§ TASK GOAL: The material below should be written out in full and exactly; pictures stay out of the copy.

_ _ _ _ _

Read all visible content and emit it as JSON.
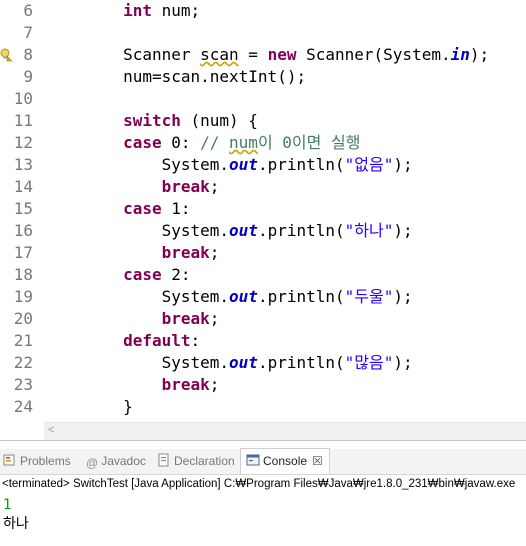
{
  "editor": {
    "lines": [
      {
        "num": "6",
        "tokens": [
          {
            "t": "        ",
            "c": ""
          },
          {
            "t": "int",
            "c": "kw"
          },
          {
            "t": " num;",
            "c": ""
          }
        ]
      },
      {
        "num": "7",
        "tokens": []
      },
      {
        "num": "8",
        "warning": true,
        "tokens": [
          {
            "t": "        Scanner ",
            "c": ""
          },
          {
            "t": "scan",
            "c": "warn"
          },
          {
            "t": " = ",
            "c": ""
          },
          {
            "t": "new",
            "c": "kw"
          },
          {
            "t": " Scanner(System.",
            "c": ""
          },
          {
            "t": "in",
            "c": "fld"
          },
          {
            "t": ");",
            "c": ""
          }
        ]
      },
      {
        "num": "9",
        "tokens": [
          {
            "t": "        num=scan.nextInt();",
            "c": ""
          }
        ]
      },
      {
        "num": "10",
        "tokens": []
      },
      {
        "num": "11",
        "tokens": [
          {
            "t": "        ",
            "c": ""
          },
          {
            "t": "switch",
            "c": "kw"
          },
          {
            "t": " (num) {",
            "c": ""
          }
        ]
      },
      {
        "num": "12",
        "tokens": [
          {
            "t": "        ",
            "c": ""
          },
          {
            "t": "case",
            "c": "kw"
          },
          {
            "t": " 0: ",
            "c": ""
          },
          {
            "t": "// ",
            "c": "cmt"
          },
          {
            "t": "num",
            "c": "cmt cmtwarn"
          },
          {
            "t": "이 0이면 실행",
            "c": "cmt"
          }
        ]
      },
      {
        "num": "13",
        "tokens": [
          {
            "t": "            System.",
            "c": ""
          },
          {
            "t": "out",
            "c": "fld"
          },
          {
            "t": ".println(",
            "c": ""
          },
          {
            "t": "\"없음\"",
            "c": "str"
          },
          {
            "t": ");",
            "c": ""
          }
        ]
      },
      {
        "num": "14",
        "tokens": [
          {
            "t": "            ",
            "c": ""
          },
          {
            "t": "break",
            "c": "kw"
          },
          {
            "t": ";",
            "c": ""
          }
        ]
      },
      {
        "num": "15",
        "tokens": [
          {
            "t": "        ",
            "c": ""
          },
          {
            "t": "case",
            "c": "kw"
          },
          {
            "t": " 1:",
            "c": ""
          }
        ]
      },
      {
        "num": "16",
        "tokens": [
          {
            "t": "            System.",
            "c": ""
          },
          {
            "t": "out",
            "c": "fld"
          },
          {
            "t": ".println(",
            "c": ""
          },
          {
            "t": "\"하나\"",
            "c": "str"
          },
          {
            "t": ");",
            "c": ""
          }
        ]
      },
      {
        "num": "17",
        "tokens": [
          {
            "t": "            ",
            "c": ""
          },
          {
            "t": "break",
            "c": "kw"
          },
          {
            "t": ";",
            "c": ""
          }
        ]
      },
      {
        "num": "18",
        "tokens": [
          {
            "t": "        ",
            "c": ""
          },
          {
            "t": "case",
            "c": "kw"
          },
          {
            "t": " 2:",
            "c": ""
          }
        ]
      },
      {
        "num": "19",
        "tokens": [
          {
            "t": "            System.",
            "c": ""
          },
          {
            "t": "out",
            "c": "fld"
          },
          {
            "t": ".println(",
            "c": ""
          },
          {
            "t": "\"두울\"",
            "c": "str"
          },
          {
            "t": ");",
            "c": ""
          }
        ]
      },
      {
        "num": "20",
        "tokens": [
          {
            "t": "            ",
            "c": ""
          },
          {
            "t": "break",
            "c": "kw"
          },
          {
            "t": ";",
            "c": ""
          }
        ]
      },
      {
        "num": "21",
        "tokens": [
          {
            "t": "        ",
            "c": ""
          },
          {
            "t": "default",
            "c": "kw"
          },
          {
            "t": ":",
            "c": ""
          }
        ]
      },
      {
        "num": "22",
        "tokens": [
          {
            "t": "            System.",
            "c": ""
          },
          {
            "t": "out",
            "c": "fld"
          },
          {
            "t": ".println(",
            "c": ""
          },
          {
            "t": "\"많음\"",
            "c": "str"
          },
          {
            "t": ");",
            "c": ""
          }
        ]
      },
      {
        "num": "23",
        "tokens": [
          {
            "t": "            ",
            "c": ""
          },
          {
            "t": "break",
            "c": "kw"
          },
          {
            "t": ";",
            "c": ""
          }
        ]
      },
      {
        "num": "24",
        "tokens": [
          {
            "t": "        }",
            "c": ""
          }
        ]
      }
    ],
    "hscroll_left_arrow": "<"
  },
  "views": {
    "tabs": [
      {
        "label": "Problems",
        "icon": "problems-icon"
      },
      {
        "label": "Javadoc",
        "icon": "javadoc-icon"
      },
      {
        "label": "Declaration",
        "icon": "declaration-icon"
      },
      {
        "label": "Console",
        "icon": "console-icon",
        "active": true
      }
    ],
    "close_glyph": "☒",
    "console": {
      "terminated_line": "<terminated> SwitchTest [Java Application] C:₩Program Files₩Java₩jre1.8.0_231₩bin₩javaw.exe",
      "input_echo": "1",
      "output": "하나"
    }
  },
  "colors": {
    "keyword": "#7f0055",
    "field": "#0000c0",
    "string": "#2a00ff",
    "comment": "#3f7f5f",
    "input_echo": "#00a000",
    "line_number": "#787878"
  }
}
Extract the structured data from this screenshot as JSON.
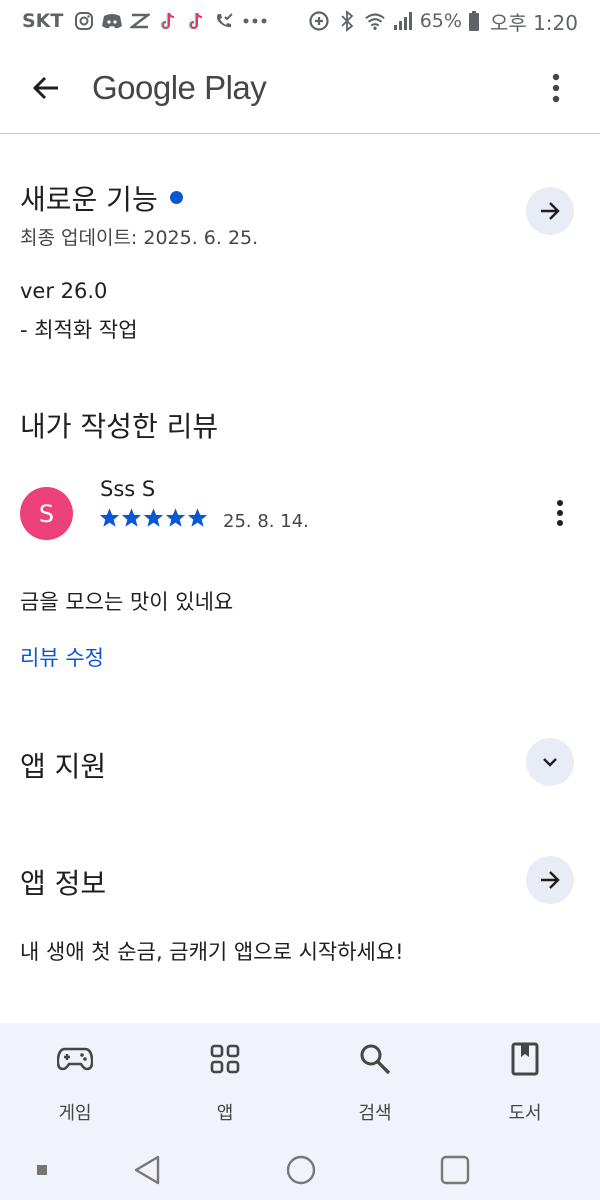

_ _ _ _ _

§ EXPECTED ANSWER:
Read all visible content and emit it as JSON.
{
  "editor": {
    "lines": [
      {
        "num": "6",
        "tokens": [
          {
            "t": "        ",
            "c": ""
          },
          {
            "t": "int",
            "c": "kw"
          },
          {
            "t": " num;",
            "c": ""
          }
        ]
      },
      {
        "num": "7",
        "tokens": []
      },
      {
        "num": "8",
        "warning": true,
        "tokens": [
          {
            "t": "        Scanner ",
            "c": ""
          },
          {
            "t": "scan",
            "c": "warn"
          },
          {
            "t": " = ",
            "c": ""
          },
          {
            "t": "new",
            "c": "kw"
          },
          {
            "t": " Scanner(System.",
            "c": ""
          },
          {
            "t": "in",
            "c": "fld"
          },
          {
            "t": ");",
            "c": ""
          }
        ]
      },
      {
        "num": "9",
        "tokens": [
          {
            "t": "        num=scan.nextInt();",
            "c": ""
          }
        ]
      },
      {
        "num": "10",
        "tokens": []
      },
      {
        "num": "11",
        "tokens": [
          {
            "t": "        ",
            "c": ""
          },
          {
            "t": "switch",
            "c": "kw"
          },
          {
            "t": " (num) {",
            "c": ""
          }
        ]
      },
      {
        "num": "12",
        "tokens": [
          {
            "t": "        ",
            "c": ""
          },
          {
            "t": "case",
            "c": "kw"
          },
          {
            "t": " 0: ",
            "c": ""
          },
          {
            "t": "// ",
            "c": "cmt"
          },
          {
            "t": "num",
            "c": "cmt cmtwarn"
          },
          {
            "t": "이 0이면 실행",
            "c": "cmt"
          }
        ]
      },
      {
        "num": "13",
        "tokens": [
          {
            "t": "            System.",
            "c": ""
          },
          {
            "t": "out",
            "c": "fld"
          },
          {
            "t": ".println(",
            "c": ""
          },
          {
            "t": "\"없음\"",
            "c": "str"
          },
          {
            "t": ");",
            "c": ""
          }
        ]
      },
      {
        "num": "14",
        "tokens": [
          {
            "t": "            ",
            "c": ""
          },
          {
            "t": "break",
            "c": "kw"
          },
          {
            "t": ";",
            "c": ""
          }
        ]
      },
      {
        "num": "15",
        "tokens": [
          {
            "t": "        ",
            "c": ""
          },
          {
            "t": "case",
            "c": "kw"
          },
          {
            "t": " 1:",
            "c": ""
          }
        ]
      },
      {
        "num": "16",
        "tokens": [
          {
            "t": "            System.",
            "c": ""
          },
          {
            "t": "out",
            "c": "fld"
          },
          {
            "t": ".println(",
            "c": ""
          },
          {
            "t": "\"하나\"",
            "c": "str"
          },
          {
            "t": ");",
            "c": ""
          }
        ]
      },
      {
        "num": "17",
        "tokens": [
          {
            "t": "            ",
            "c": ""
          },
          {
            "t": "break",
            "c": "kw"
          },
          {
            "t": ";",
            "c": ""
          }
        ]
      },
      {
        "num": "18",
        "tokens": [
          {
            "t": "        ",
            "c": ""
          },
          {
            "t": "case",
            "c": "kw"
          },
          {
            "t": " 2:",
            "c": ""
          }
        ]
      },
      {
        "num": "19",
        "tokens": [
          {
            "t": "            System.",
            "c": ""
          },
          {
            "t": "out",
            "c": "fld"
          },
          {
            "t": ".println(",
            "c": ""
          },
          {
            "t": "\"두울\"",
            "c": "str"
          },
          {
            "t": ");",
            "c": ""
          }
        ]
      },
      {
        "num": "20",
        "tokens": [
          {
            "t": "            ",
            "c": ""
          },
          {
            "t": "break",
            "c": "kw"
          },
          {
            "t": ";",
            "c": ""
          }
        ]
      },
      {
        "num": "21",
        "tokens": [
          {
            "t": "        ",
            "c": ""
          },
          {
            "t": "default",
            "c": "kw"
          },
          {
            "t": ":",
            "c": ""
          }
        ]
      },
      {
        "num": "22",
        "tokens": [
          {
            "t": "            System.",
            "c": ""
          },
          {
            "t": "out",
            "c": "fld"
          },
          {
            "t": ".println(",
            "c": ""
          },
          {
            "t": "\"많음\"",
            "c": "str"
          },
          {
            "t": ");",
            "c": ""
          }
        ]
      },
      {
        "num": "23",
        "tokens": [
          {
            "t": "            ",
            "c": ""
          },
          {
            "t": "break",
            "c": "kw"
          },
          {
            "t": ";",
            "c": ""
          }
        ]
      },
      {
        "num": "24",
        "tokens": [
          {
            "t": "        }",
            "c": ""
          }
        ]
      }
    ],
    "hscroll_left_arrow": "<"
  },
  "views": {
    "tabs": [
      {
        "label": "Problems",
        "icon": "problems-icon"
      },
      {
        "label": "Javadoc",
        "icon": "javadoc-icon"
      },
      {
        "label": "Declaration",
        "icon": "declaration-icon"
      },
      {
        "label": "Console",
        "icon": "console-icon",
        "active": true
      }
    ],
    "close_glyph": "☒",
    "console": {
      "terminated_line": "<terminated> SwitchTest [Java Application] C:₩Program Files₩Java₩jre1.8.0_231₩bin₩javaw.exe",
      "input_echo": "1",
      "output": "하나"
    }
  },
  "colors": {
    "keyword": "#7f0055",
    "field": "#0000c0",
    "string": "#2a00ff",
    "comment": "#3f7f5f",
    "input_echo": "#00a000",
    "line_number": "#787878"
  }
}
Extract the structured data from this screenshot as JSON.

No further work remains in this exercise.